### WHAT IS REQUIRED
Give the number of lines in the listing below that include the word "erlaube", with nothing more.

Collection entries
+ + +
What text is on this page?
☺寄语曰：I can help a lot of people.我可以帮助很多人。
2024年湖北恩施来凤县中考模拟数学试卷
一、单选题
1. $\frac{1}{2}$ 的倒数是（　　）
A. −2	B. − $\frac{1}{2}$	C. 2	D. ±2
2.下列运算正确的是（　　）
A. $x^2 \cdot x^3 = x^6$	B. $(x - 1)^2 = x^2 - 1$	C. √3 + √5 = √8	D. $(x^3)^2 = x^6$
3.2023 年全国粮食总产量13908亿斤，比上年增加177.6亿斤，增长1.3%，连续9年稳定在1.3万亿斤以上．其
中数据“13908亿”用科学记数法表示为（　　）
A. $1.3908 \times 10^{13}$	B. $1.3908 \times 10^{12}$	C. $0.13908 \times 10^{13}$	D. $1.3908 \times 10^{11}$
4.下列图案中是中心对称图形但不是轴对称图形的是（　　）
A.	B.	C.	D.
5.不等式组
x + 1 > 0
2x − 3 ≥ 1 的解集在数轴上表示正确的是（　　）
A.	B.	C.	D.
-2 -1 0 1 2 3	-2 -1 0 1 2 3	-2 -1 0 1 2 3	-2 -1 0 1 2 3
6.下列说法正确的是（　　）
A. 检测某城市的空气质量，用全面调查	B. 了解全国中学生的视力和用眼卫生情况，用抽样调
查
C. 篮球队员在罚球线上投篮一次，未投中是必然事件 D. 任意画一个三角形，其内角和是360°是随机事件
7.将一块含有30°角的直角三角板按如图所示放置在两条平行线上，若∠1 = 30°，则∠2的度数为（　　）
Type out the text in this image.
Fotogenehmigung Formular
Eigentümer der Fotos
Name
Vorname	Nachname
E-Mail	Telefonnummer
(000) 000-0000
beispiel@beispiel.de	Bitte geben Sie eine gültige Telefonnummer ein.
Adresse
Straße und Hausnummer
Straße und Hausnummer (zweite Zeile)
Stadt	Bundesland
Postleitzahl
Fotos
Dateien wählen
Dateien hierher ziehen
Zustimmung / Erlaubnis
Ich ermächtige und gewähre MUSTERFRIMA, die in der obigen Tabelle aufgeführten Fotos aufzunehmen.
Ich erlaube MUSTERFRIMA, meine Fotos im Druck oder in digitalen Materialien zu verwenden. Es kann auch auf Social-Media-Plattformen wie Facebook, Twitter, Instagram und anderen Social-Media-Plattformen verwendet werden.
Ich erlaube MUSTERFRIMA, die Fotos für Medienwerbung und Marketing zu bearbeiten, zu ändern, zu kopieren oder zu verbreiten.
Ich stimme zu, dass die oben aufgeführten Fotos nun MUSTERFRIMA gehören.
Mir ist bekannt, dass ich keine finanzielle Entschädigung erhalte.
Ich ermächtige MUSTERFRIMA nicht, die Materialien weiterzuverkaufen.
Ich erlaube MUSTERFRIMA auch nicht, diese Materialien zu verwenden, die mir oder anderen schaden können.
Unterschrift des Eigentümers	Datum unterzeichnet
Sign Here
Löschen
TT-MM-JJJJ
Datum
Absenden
+ + +
### EXERCISE ANSWER
3